## Work instructions
Quote the whole listing word for word. Do not include the pictures.

## Material shown
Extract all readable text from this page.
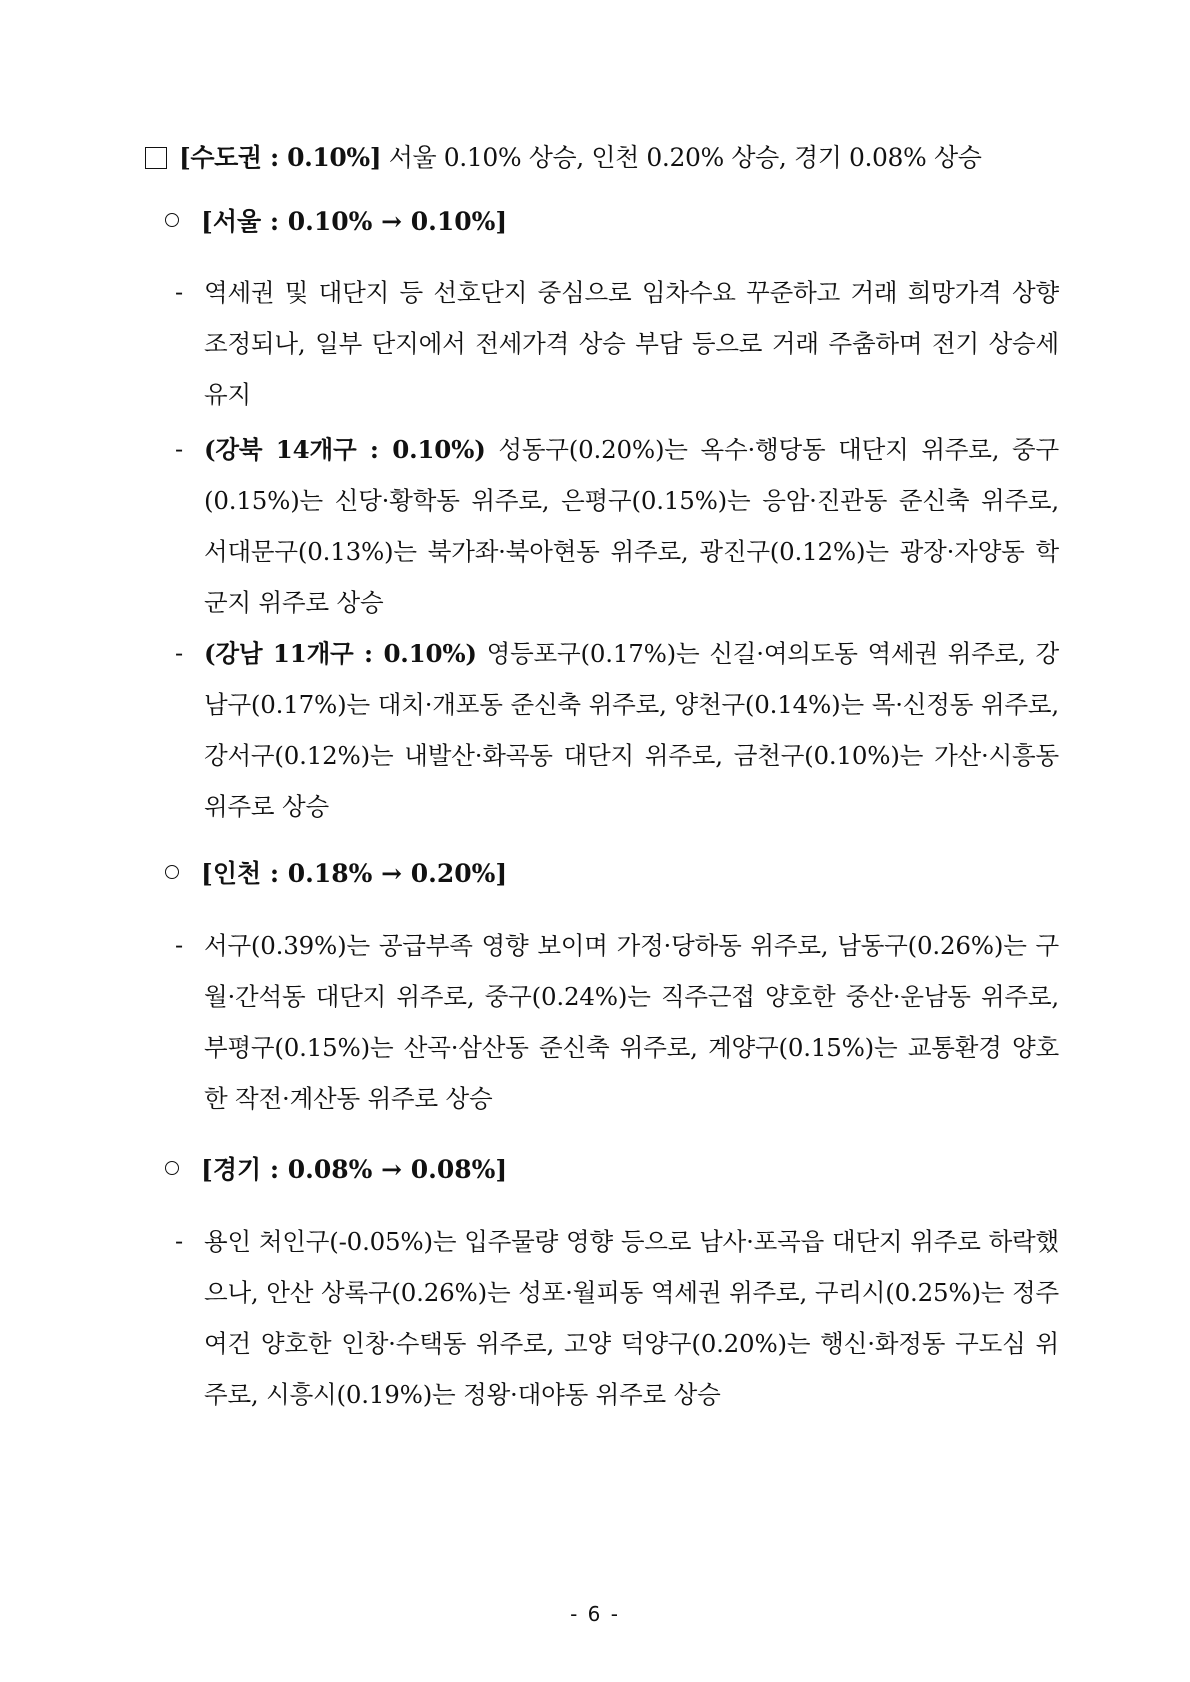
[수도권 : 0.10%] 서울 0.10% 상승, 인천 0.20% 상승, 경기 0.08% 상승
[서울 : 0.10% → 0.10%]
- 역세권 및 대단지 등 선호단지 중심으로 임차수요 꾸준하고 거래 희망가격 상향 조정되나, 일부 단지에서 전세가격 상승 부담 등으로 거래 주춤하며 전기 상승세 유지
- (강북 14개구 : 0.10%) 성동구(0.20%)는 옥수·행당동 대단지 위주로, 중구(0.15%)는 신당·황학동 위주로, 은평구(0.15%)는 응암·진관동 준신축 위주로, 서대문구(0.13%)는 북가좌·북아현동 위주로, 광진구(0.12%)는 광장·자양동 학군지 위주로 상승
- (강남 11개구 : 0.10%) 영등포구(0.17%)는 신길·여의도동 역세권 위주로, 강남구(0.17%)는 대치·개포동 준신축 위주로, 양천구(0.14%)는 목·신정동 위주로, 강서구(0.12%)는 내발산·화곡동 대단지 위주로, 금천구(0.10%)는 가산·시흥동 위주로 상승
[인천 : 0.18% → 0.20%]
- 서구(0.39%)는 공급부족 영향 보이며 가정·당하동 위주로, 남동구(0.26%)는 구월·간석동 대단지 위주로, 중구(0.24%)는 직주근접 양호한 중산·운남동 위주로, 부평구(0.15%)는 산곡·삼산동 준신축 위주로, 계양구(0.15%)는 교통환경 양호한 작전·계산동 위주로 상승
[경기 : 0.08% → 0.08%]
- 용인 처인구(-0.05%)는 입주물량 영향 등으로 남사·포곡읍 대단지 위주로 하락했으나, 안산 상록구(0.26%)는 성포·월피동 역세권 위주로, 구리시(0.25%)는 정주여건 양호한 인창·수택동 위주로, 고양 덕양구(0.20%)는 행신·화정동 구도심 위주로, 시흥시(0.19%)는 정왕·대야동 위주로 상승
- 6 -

## Correct answer
Extract all readable text from this page.
[수도권 : 0.10%] 서울 0.10% 상승, 인천 0.20% 상승, 경기 0.08% 상승
[서울 : 0.10% → 0.10%]
- 역세권 및 대단지 등 선호단지 중심으로 임차수요 꾸준하고 거래 희망가격 상향 조정되나, 일부 단지에서 전세가격 상승 부담 등으로 거래 주춤하며 전기 상승세 유지
- (강북 14개구 : 0.10%) 성동구(0.20%)는 옥수·행당동 대단지 위주로, 중구(0.15%)는 신당·황학동 위주로, 은평구(0.15%)는 응암·진관동 준신축 위주로, 서대문구(0.13%)는 북가좌·북아현동 위주로, 광진구(0.12%)는 광장·자양동 학군지 위주로 상승
- (강남 11개구 : 0.10%) 영등포구(0.17%)는 신길·여의도동 역세권 위주로, 강남구(0.17%)는 대치·개포동 준신축 위주로, 양천구(0.14%)는 목·신정동 위주로, 강서구(0.12%)는 내발산·화곡동 대단지 위주로, 금천구(0.10%)는 가산·시흥동 위주로 상승
[인천 : 0.18% → 0.20%]
- 서구(0.39%)는 공급부족 영향 보이며 가정·당하동 위주로, 남동구(0.26%)는 구월·간석동 대단지 위주로, 중구(0.24%)는 직주근접 양호한 중산·운남동 위주로, 부평구(0.15%)는 산곡·삼산동 준신축 위주로, 계양구(0.15%)는 교통환경 양호한 작전·계산동 위주로 상승
[경기 : 0.08% → 0.08%]
- 용인 처인구(-0.05%)는 입주물량 영향 등으로 남사·포곡읍 대단지 위주로 하락했으나, 안산 상록구(0.26%)는 성포·월피동 역세권 위주로, 구리시(0.25%)는 정주여건 양호한 인창·수택동 위주로, 고양 덕양구(0.20%)는 행신·화정동 구도심 위주로, 시흥시(0.19%)는 정왕·대야동 위주로 상승
- 6 -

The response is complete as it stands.